* WHAT IS ASKED *
Out of the lines below, please list those that hold the string "debug".

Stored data

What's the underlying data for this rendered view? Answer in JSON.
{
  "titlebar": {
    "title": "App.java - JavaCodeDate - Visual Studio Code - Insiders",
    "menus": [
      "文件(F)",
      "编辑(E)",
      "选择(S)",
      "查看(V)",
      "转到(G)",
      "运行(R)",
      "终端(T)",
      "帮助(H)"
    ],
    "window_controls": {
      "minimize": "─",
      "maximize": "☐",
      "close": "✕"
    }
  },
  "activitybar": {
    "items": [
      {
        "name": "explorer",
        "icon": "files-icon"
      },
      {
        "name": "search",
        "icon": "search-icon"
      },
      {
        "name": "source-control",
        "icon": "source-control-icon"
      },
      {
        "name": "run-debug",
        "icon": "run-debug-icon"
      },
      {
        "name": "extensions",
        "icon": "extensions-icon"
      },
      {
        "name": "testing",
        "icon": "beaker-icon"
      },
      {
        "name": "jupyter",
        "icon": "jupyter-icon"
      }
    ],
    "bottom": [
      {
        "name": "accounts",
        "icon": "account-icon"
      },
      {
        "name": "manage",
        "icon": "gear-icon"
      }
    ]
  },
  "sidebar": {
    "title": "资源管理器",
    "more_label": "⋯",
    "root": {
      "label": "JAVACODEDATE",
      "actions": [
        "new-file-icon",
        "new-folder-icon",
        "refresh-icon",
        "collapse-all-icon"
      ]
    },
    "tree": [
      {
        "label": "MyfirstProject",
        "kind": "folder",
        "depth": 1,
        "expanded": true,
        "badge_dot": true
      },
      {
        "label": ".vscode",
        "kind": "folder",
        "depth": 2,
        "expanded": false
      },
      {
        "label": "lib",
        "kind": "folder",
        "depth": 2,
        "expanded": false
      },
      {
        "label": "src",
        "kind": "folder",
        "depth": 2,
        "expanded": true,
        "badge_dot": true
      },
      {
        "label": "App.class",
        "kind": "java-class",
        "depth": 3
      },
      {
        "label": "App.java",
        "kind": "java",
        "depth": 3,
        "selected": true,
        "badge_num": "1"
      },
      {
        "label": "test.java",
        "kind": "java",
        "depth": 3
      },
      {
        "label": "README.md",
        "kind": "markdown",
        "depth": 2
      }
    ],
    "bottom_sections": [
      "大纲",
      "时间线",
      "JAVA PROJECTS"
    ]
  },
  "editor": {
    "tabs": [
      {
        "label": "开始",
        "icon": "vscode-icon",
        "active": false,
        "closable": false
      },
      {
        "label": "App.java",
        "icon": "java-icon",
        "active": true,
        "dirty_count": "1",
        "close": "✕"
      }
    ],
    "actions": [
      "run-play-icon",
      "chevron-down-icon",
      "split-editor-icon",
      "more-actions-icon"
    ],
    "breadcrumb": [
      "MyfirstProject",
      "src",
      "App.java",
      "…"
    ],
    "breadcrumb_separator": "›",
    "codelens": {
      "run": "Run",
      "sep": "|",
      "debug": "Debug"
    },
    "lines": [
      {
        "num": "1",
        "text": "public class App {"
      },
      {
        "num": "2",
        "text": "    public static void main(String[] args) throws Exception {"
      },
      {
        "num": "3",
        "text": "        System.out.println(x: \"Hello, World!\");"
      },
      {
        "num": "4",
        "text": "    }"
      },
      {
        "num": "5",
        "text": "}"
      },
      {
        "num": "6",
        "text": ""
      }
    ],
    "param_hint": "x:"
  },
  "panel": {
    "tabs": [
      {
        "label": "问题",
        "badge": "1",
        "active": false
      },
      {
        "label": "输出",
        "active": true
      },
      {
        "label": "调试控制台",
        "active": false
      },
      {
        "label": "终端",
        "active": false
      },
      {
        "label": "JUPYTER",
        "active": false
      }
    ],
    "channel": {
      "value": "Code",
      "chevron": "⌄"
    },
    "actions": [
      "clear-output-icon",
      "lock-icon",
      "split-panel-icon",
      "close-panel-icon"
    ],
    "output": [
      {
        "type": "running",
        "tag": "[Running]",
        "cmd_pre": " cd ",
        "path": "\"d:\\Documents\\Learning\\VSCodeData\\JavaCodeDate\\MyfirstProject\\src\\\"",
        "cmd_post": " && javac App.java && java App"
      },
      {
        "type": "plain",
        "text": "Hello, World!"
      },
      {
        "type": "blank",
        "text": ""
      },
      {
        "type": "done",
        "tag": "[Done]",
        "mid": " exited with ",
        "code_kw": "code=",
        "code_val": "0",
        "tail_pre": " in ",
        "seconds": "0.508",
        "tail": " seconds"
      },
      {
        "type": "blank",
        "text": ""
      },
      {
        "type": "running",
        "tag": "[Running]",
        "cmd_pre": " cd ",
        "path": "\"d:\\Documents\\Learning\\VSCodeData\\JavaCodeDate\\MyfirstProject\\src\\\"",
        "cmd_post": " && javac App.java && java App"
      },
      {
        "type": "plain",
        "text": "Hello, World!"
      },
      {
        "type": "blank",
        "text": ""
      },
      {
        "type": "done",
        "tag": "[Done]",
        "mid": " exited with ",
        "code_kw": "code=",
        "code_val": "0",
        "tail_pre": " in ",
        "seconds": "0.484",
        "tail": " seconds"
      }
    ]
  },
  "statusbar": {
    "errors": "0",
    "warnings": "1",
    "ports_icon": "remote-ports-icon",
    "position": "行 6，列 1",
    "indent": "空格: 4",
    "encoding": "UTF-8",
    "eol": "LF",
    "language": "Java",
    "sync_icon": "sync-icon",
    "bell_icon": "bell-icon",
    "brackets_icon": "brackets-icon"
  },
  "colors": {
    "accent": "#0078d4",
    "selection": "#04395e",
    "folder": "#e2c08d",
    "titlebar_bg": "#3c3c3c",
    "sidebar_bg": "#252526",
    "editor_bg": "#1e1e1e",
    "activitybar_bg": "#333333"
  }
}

* TASK RESPONSE *
        "name": "run-debug",
        "icon": "run-debug-icon"
      "debug": "Debug"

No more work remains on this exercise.